## begin RECORDED INFORMATION
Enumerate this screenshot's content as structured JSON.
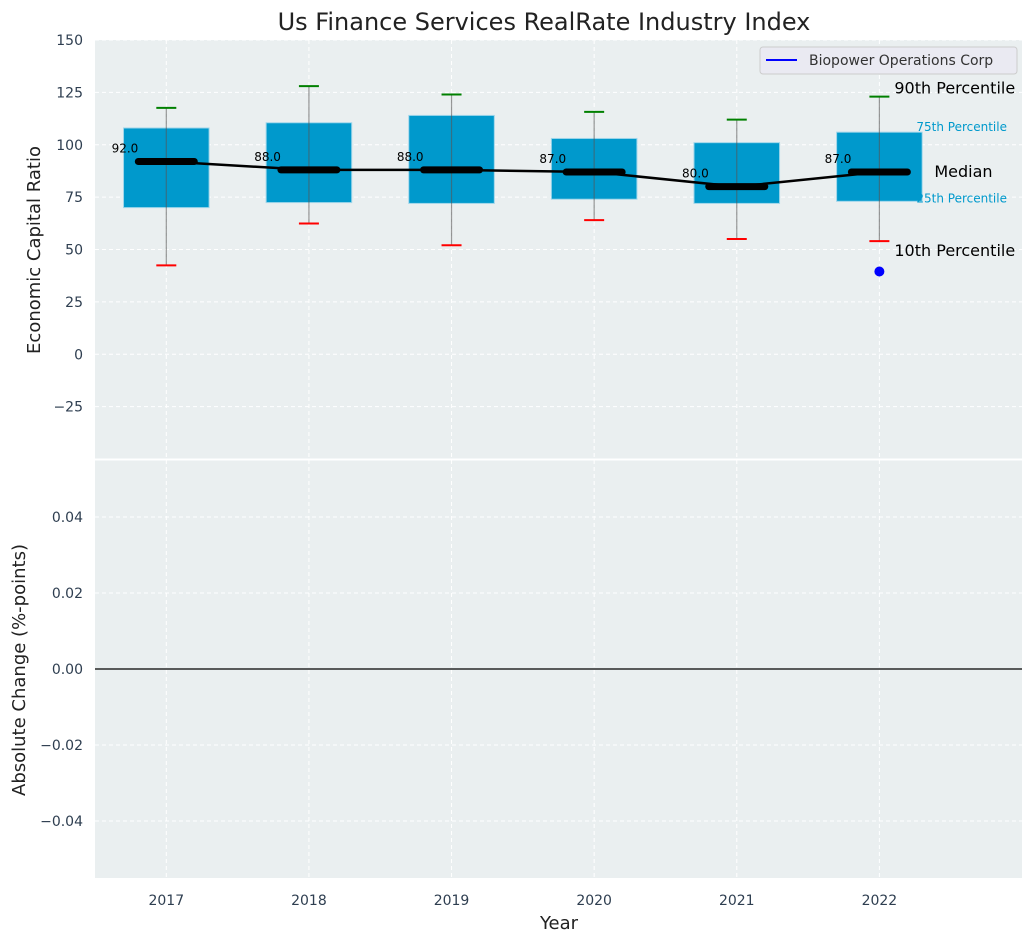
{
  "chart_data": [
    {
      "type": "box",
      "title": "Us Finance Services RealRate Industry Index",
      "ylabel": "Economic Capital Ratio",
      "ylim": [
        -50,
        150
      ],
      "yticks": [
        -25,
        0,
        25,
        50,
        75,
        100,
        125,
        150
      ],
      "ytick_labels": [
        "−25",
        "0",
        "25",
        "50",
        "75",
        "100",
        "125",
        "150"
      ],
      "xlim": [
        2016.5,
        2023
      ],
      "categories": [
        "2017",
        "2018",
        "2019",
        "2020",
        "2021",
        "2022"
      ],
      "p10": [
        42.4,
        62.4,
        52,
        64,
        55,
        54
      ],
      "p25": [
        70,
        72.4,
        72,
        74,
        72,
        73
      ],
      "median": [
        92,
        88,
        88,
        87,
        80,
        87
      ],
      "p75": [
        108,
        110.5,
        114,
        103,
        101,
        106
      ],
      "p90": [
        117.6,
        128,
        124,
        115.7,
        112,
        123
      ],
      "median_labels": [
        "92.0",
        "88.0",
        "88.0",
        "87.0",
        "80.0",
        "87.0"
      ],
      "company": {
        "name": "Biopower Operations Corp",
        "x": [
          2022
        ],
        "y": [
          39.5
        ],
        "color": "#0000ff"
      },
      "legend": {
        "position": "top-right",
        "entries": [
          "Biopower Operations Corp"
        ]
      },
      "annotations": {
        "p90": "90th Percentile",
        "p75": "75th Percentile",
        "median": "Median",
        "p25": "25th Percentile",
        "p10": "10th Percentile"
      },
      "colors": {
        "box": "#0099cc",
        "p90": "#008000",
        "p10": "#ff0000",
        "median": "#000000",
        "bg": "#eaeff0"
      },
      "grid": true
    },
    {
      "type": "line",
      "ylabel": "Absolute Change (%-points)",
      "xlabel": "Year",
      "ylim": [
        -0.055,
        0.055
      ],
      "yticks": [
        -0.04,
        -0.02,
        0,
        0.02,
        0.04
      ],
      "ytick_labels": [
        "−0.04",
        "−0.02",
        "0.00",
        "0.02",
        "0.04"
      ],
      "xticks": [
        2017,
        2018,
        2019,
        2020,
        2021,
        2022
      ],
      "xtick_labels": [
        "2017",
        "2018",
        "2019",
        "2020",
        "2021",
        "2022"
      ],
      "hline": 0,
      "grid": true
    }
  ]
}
## end RECORDED INFORMATION
[OBJECTIVE] Above are several records. Count the lines among them that contain "Operations" and give only the total.

[EXERCISE OUTPUT] 2